§ **The exercise**
Every line containing the word "also" needs to be found and copied.
— START Data entries —
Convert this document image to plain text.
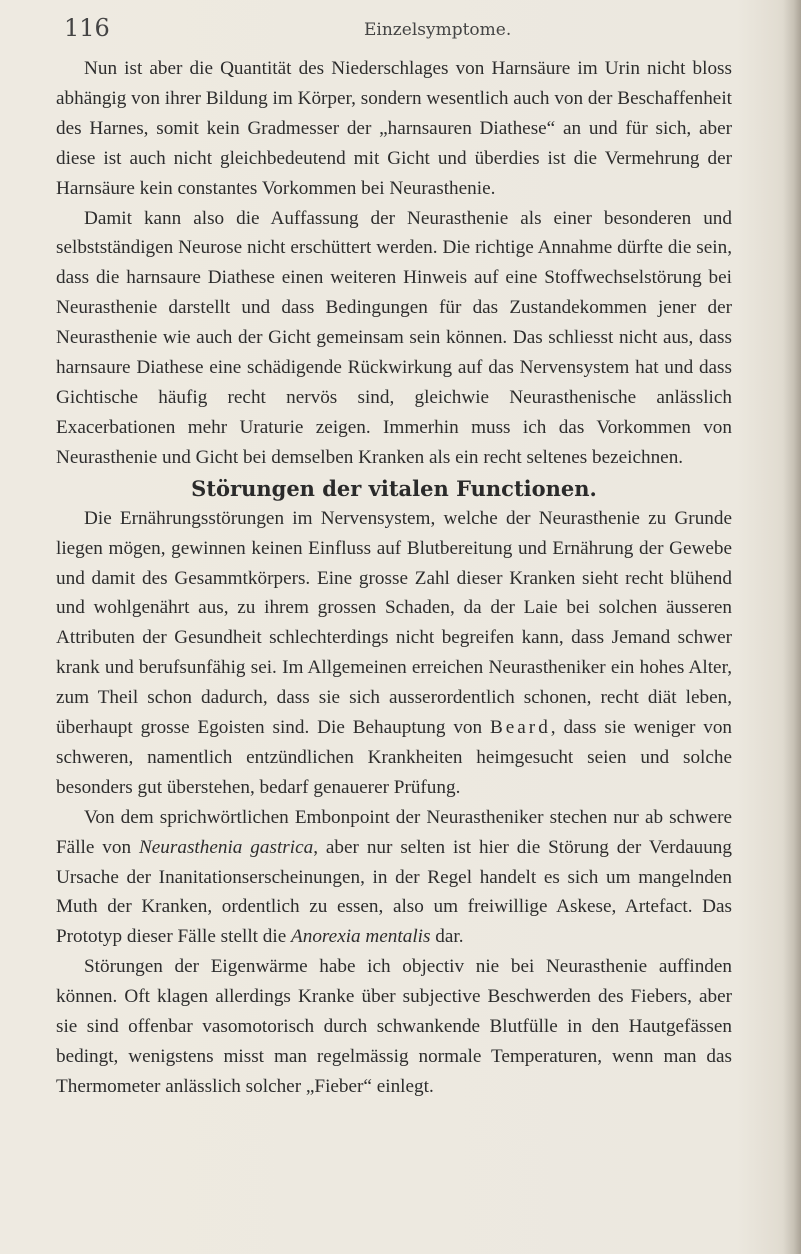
116	Einzelsymptome.

Nun ist aber die Quantität des Niederschlages von Harnsäure im Urin nicht bloss abhängig von ihrer Bildung im Körper, sondern wesentlich auch von der Beschaffenheit des Harnes, somit kein Gradmesser der „harnsauren Diathese“ an und für sich, aber diese ist auch nicht gleichbedeutend mit Gicht und überdies ist die Vermehrung der Harnsäure kein constantes Vorkommen bei Neurasthenie.

Damit kann also die Auffassung der Neurasthenie als einer besonderen und selbstständigen Neurose nicht erschüttert werden. Die richtige Annahme dürfte die sein, dass die harnsaure Diathese einen weiteren Hinweis auf eine Stoffwechselstörung bei Neurasthenie darstellt und dass Bedingungen für das Zustandekommen jener der Neurasthenie wie auch der Gicht gemeinsam sein können. Das schliesst nicht aus, dass harnsaure Diathese eine schädigende Rückwirkung auf das Nervensystem hat und dass Gichtische häufig recht nervös sind, gleichwie Neurasthenische anlässlich Exacerbationen mehr Uraturie zeigen. Immerhin muss ich das Vorkommen von Neurasthenie und Gicht bei demselben Kranken als ein recht seltenes bezeichnen.

Störungen der vitalen Functionen.

Die Ernährungsstörungen im Nervensystem, welche der Neurasthenie zu Grunde liegen mögen, gewinnen keinen Einfluss auf Blutbereitung und Ernährung der Gewebe und damit des Gesammtkörpers. Eine grosse Zahl dieser Kranken sieht recht blühend und wohlgenährt aus, zu ihrem grossen Schaden, da der Laie bei solchen äusseren Attributen der Gesundheit schlechterdings nicht begreifen kann, dass Jemand schwer krank und berufsunfähig sei. Im Allgemeinen erreichen Neurastheniker ein hohes Alter, zum Theil schon dadurch, dass sie sich ausserordentlich schonen, recht diät leben, überhaupt grosse Egoisten sind. Die Behauptung von Beard, dass sie weniger von schweren, namentlich entzündlichen Krankheiten heimgesucht seien und solche besonders gut überstehen, bedarf genauerer Prüfung.

Von dem sprichwörtlichen Embonpoint der Neurastheniker stechen nur ab schwere Fälle von Neurasthenia gastrica, aber nur selten ist hier die Störung der Verdauung Ursache der Inanitationserscheinungen, in der Regel handelt es sich um mangelnden Muth der Kranken, ordentlich zu essen, also um freiwillige Askese, Artefact. Das Prototyp dieser Fälle stellt die Anorexia mentalis dar.

Störungen der Eigenwärme habe ich objectiv nie bei Neurasthenie auffinden können. Oft klagen allerdings Kranke über subjective Beschwerden des Fiebers, aber sie sind offenbar vasomotorisch durch schwankende Blutfülle in den Hautgefässen bedingt, wenigstens misst man regelmässig normale Temperaturen, wenn man das Thermometer anlässlich solcher „Fieber“ einlegt.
— END Data entries —
§ **Result of this task**
Damit kann also die Auffassung der Neurasthenie als einer besonderen und selbstständigen Neurose nicht erschüttert werden. Die richtige Annahme dürfte die sein, dass die harnsaure Diathese einen weiteren Hinweis auf eine Stoffwechselstörung bei Neurasthenie darstellt und dass Bedingungen für das Zustandekommen jener der Neurasthenie wie auch der Gicht gemeinsam sein können. Das schliesst nicht aus, dass harnsaure Diathese eine schädigende Rückwirkung auf das Nervensystem hat und dass Gichtische häufig recht nervös sind, gleichwie Neurasthenische anlässlich Exacerbationen mehr Uraturie zeigen. Immerhin muss ich das Vorkommen von Neurasthenie und Gicht bei demselben Kranken als ein recht seltenes bezeichnen.
Von dem sprichwörtlichen Embonpoint der Neurastheniker stechen nur ab schwere Fälle von Neurasthenia gastrica, aber nur selten ist hier die Störung der Verdauung Ursache der Inanitationserscheinungen, in der Regel handelt es sich um mangelnden Muth der Kranken, ordentlich zu essen, also um freiwillige Askese, Artefact. Das Prototyp dieser Fälle stellt die Anorexia mentalis dar.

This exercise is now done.